Exercise input —
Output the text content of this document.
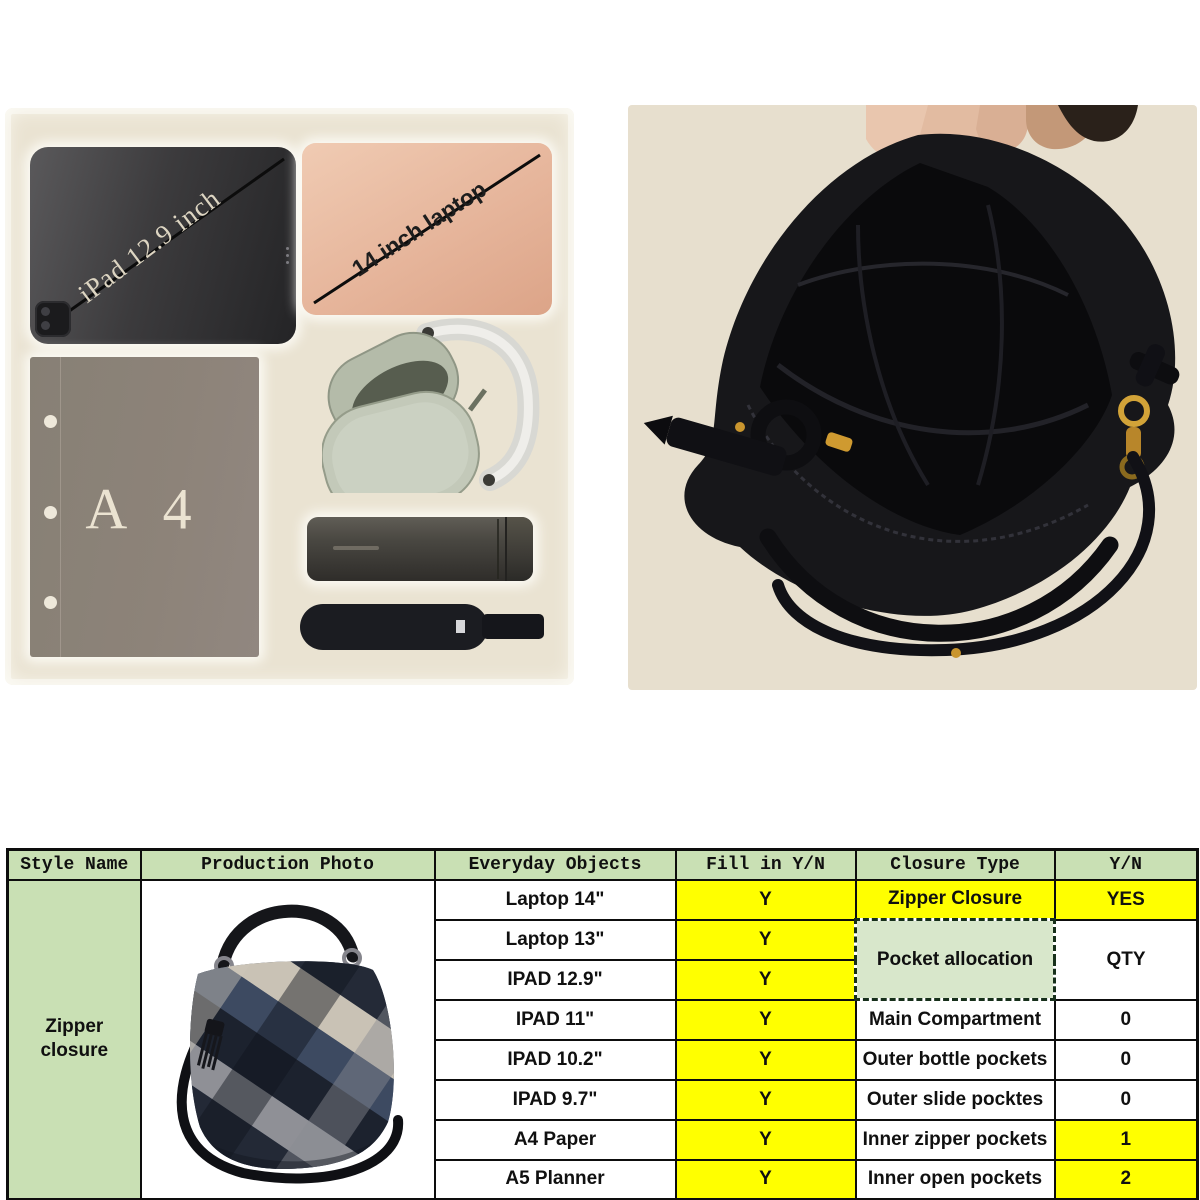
iPad 12.9 inch	14 inch laptop
A 4
Style Name	Production Photo	Everyday Objects	Fill in Y/N	Closure Type	Y/N
Zipper closure		Laptop 14"	Y	Zipper Closure	YES
		Laptop 13"	Y	Pocket allocation	QTY
		IPAD 12.9"	Y		
		IPAD 11"	Y	Main Compartment	0
		IPAD 10.2"	Y	Outer bottle pockets	0
		IPAD 9.7"	Y	Outer slide pocktes	0
		A4 Paper	Y	Inner zipper pockets	1
		A5 Planner	Y	Inner open pockets	2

Exercise requirements — Return only the number of lines in the data that contain "pockets".

Answer in full — 3